Working data =>

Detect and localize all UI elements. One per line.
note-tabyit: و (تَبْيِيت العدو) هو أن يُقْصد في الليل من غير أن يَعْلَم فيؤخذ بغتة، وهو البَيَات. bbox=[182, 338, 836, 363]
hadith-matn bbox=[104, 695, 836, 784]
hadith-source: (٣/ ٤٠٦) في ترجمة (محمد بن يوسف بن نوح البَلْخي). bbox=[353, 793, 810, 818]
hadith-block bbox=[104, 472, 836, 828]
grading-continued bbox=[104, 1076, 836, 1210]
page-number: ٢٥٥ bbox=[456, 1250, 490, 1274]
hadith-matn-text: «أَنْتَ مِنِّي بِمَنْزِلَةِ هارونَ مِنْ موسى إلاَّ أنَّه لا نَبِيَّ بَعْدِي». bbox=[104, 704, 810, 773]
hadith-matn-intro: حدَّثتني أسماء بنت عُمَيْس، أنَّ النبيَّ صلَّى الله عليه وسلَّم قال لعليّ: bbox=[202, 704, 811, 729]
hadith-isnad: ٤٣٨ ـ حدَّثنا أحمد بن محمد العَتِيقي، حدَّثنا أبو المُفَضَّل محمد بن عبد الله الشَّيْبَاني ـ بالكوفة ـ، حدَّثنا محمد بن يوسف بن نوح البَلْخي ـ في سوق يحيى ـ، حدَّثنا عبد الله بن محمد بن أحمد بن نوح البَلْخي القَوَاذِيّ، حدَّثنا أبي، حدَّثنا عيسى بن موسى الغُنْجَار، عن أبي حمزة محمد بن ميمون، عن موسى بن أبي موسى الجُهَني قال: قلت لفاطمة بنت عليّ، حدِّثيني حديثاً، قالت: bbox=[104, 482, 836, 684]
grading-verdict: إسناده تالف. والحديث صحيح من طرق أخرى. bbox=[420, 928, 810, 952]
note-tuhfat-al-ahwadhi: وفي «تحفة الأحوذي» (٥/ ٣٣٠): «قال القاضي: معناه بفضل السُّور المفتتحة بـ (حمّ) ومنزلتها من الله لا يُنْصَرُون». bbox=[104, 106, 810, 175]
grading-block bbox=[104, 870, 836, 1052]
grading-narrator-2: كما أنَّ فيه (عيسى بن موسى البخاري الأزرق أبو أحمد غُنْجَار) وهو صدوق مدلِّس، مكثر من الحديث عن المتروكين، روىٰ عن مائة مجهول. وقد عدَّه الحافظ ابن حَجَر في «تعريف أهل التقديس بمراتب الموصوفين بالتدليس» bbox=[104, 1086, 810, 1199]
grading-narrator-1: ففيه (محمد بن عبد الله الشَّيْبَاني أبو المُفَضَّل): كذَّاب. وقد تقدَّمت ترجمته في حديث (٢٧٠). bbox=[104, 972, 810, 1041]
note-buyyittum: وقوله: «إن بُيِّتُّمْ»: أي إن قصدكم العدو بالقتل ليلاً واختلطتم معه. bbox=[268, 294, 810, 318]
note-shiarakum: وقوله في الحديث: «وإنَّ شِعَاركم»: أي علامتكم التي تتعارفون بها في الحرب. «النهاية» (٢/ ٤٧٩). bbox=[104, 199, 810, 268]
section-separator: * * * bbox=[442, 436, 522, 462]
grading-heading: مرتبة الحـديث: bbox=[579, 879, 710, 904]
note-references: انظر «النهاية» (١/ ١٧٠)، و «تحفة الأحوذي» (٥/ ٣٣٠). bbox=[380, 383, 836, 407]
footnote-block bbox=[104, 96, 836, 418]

Directive => Rewrite the records above with "UI elements" replaced by "page regions" and everything else left unchanged.

Result of the exercise =>
Detect and localize all page regions. One per line.
note-tabyit: و (تَبْيِيت العدو) هو أن يُقْصد في الليل من غير أن يَعْلَم فيؤخذ بغتة، وهو البَيَات. bbox=[182, 338, 836, 363]
hadith-matn bbox=[104, 695, 836, 784]
hadith-source: (٣/ ٤٠٦) في ترجمة (محمد بن يوسف بن نوح البَلْخي). bbox=[353, 793, 810, 818]
hadith-block bbox=[104, 472, 836, 828]
grading-continued bbox=[104, 1076, 836, 1210]
page-number: ٢٥٥ bbox=[456, 1250, 490, 1274]
hadith-matn-text: «أَنْتَ مِنِّي بِمَنْزِلَةِ هارونَ مِنْ موسى إلاَّ أنَّه لا نَبِيَّ بَعْدِي». bbox=[104, 704, 810, 773]
hadith-matn-intro: حدَّثتني أسماء بنت عُمَيْس، أنَّ النبيَّ صلَّى الله عليه وسلَّم قال لعليّ: bbox=[202, 704, 811, 729]
hadith-isnad: ٤٣٨ ـ حدَّثنا أحمد بن محمد العَتِيقي، حدَّثنا أبو المُفَضَّل محمد بن عبد الله الشَّيْبَاني ـ بالكوفة ـ، حدَّثنا محمد بن يوسف بن نوح البَلْخي ـ في سوق يحيى ـ، حدَّثنا عبد الله بن محمد بن أحمد بن نوح البَلْخي القَوَاذِيّ، حدَّثنا أبي، حدَّثنا عيسى بن موسى الغُنْجَار، عن أبي حمزة محمد بن ميمون، عن موسى بن أبي موسى الجُهَني قال: قلت لفاطمة بنت عليّ، حدِّثيني حديثاً، قالت: bbox=[104, 482, 836, 684]
grading-verdict: إسناده تالف. والحديث صحيح من طرق أخرى. bbox=[420, 928, 810, 952]
note-tuhfat-al-ahwadhi: وفي «تحفة الأحوذي» (٥/ ٣٣٠): «قال القاضي: معناه بفضل السُّور المفتتحة بـ (حمّ) ومنزلتها من الله لا يُنْصَرُون». bbox=[104, 106, 810, 175]
grading-block bbox=[104, 870, 836, 1052]
grading-narrator-2: كما أنَّ فيه (عيسى بن موسى البخاري الأزرق أبو أحمد غُنْجَار) وهو صدوق مدلِّس، مكثر من الحديث عن المتروكين، روىٰ عن مائة مجهول. وقد عدَّه الحافظ ابن حَجَر في «تعريف أهل التقديس بمراتب الموصوفين بالتدليس» bbox=[104, 1086, 810, 1199]
grading-narrator-1: ففيه (محمد بن عبد الله الشَّيْبَاني أبو المُفَضَّل): كذَّاب. وقد تقدَّمت ترجمته في حديث (٢٧٠). bbox=[104, 972, 810, 1041]
note-buyyittum: وقوله: «إن بُيِّتُّمْ»: أي إن قصدكم العدو بالقتل ليلاً واختلطتم معه. bbox=[268, 294, 810, 318]
note-shiarakum: وقوله في الحديث: «وإنَّ شِعَاركم»: أي علامتكم التي تتعارفون بها في الحرب. «النهاية» (٢/ ٤٧٩). bbox=[104, 199, 810, 268]
section-separator: * * * bbox=[442, 436, 522, 462]
grading-heading: مرتبة الحـديث: bbox=[579, 879, 710, 904]
note-references: انظر «النهاية» (١/ ١٧٠)، و «تحفة الأحوذي» (٥/ ٣٣٠). bbox=[380, 383, 836, 407]
footnote-block bbox=[104, 96, 836, 418]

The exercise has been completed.